**Given request:**
Transcribe every entry word for word, but skip the images.

**Records supplied:**
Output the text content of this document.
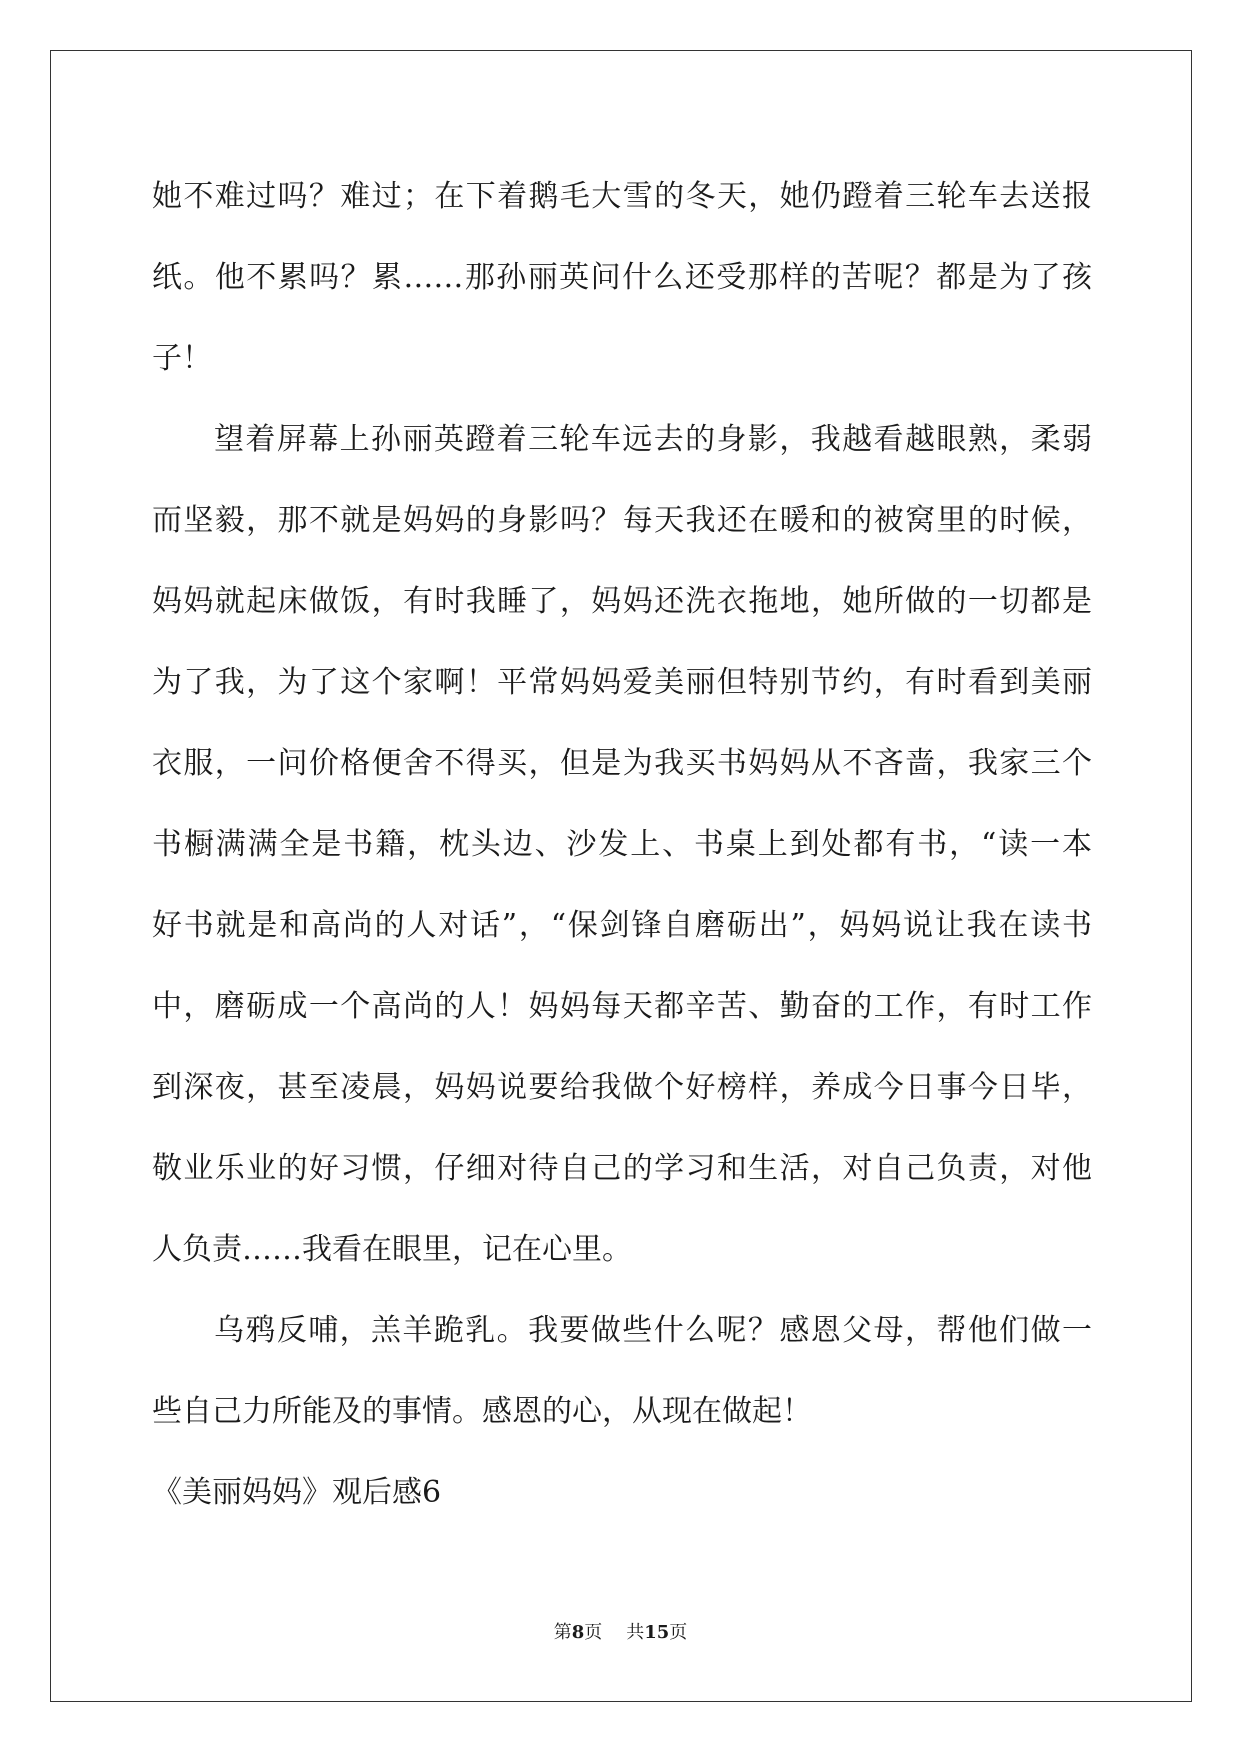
她不难过吗？难过；在下着鹅毛大雪的冬天，她仍蹬着三轮车去送报
纸。他不累吗？累……那孙丽英问什么还受那样的苦呢？都是为了孩
子！
望着屏幕上孙丽英蹬着三轮车远去的身影，我越看越眼熟，柔弱
而坚毅，那不就是妈妈的身影吗？每天我还在暖和的被窝里的时候，
妈妈就起床做饭，有时我睡了，妈妈还洗衣拖地，她所做的一切都是
为了我，为了这个家啊！平常妈妈爱美丽但特别节约，有时看到美丽
衣服，一问价格便舍不得买，但是为我买书妈妈从不吝啬，我家三个
书橱满满全是书籍，枕头边、沙发上、书桌上到处都有书，“读一本
好书就是和高尚的人对话”，“保剑锋自磨砺出”，妈妈说让我在读书
中，磨砺成一个高尚的人！妈妈每天都辛苦、勤奋的工作，有时工作
到深夜，甚至凌晨，妈妈说要给我做个好榜样，养成今日事今日毕，
敬业乐业的好习惯，仔细对待自己的学习和生活，对自己负责，对他
人负责……我看在眼里，记在心里。
乌鸦反哺，羔羊跪乳。我要做些什么呢？感恩父母，帮他们做一
些自己力所能及的事情。感恩的心，从现在做起！
《美丽妈妈》观后感6
第8页 共15页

**Problem solution:**
Output the text content of this document.
她不难过吗？难过；在下着鹅毛大雪的冬天，她仍蹬着三轮车去送报
纸。他不累吗？累……那孙丽英问什么还受那样的苦呢？都是为了孩
子！
望着屏幕上孙丽英蹬着三轮车远去的身影，我越看越眼熟，柔弱
而坚毅，那不就是妈妈的身影吗？每天我还在暖和的被窝里的时候，
妈妈就起床做饭，有时我睡了，妈妈还洗衣拖地，她所做的一切都是
为了我，为了这个家啊！平常妈妈爱美丽但特别节约，有时看到美丽
衣服，一问价格便舍不得买，但是为我买书妈妈从不吝啬，我家三个
书橱满满全是书籍，枕头边、沙发上、书桌上到处都有书，“读一本
好书就是和高尚的人对话”，“保剑锋自磨砺出”，妈妈说让我在读书
中，磨砺成一个高尚的人！妈妈每天都辛苦、勤奋的工作，有时工作
到深夜，甚至凌晨，妈妈说要给我做个好榜样，养成今日事今日毕，
敬业乐业的好习惯，仔细对待自己的学习和生活，对自己负责，对他
人负责……我看在眼里，记在心里。
乌鸦反哺，羔羊跪乳。我要做些什么呢？感恩父母，帮他们做一
些自己力所能及的事情。感恩的心，从现在做起！
《美丽妈妈》观后感6
第8页 共15页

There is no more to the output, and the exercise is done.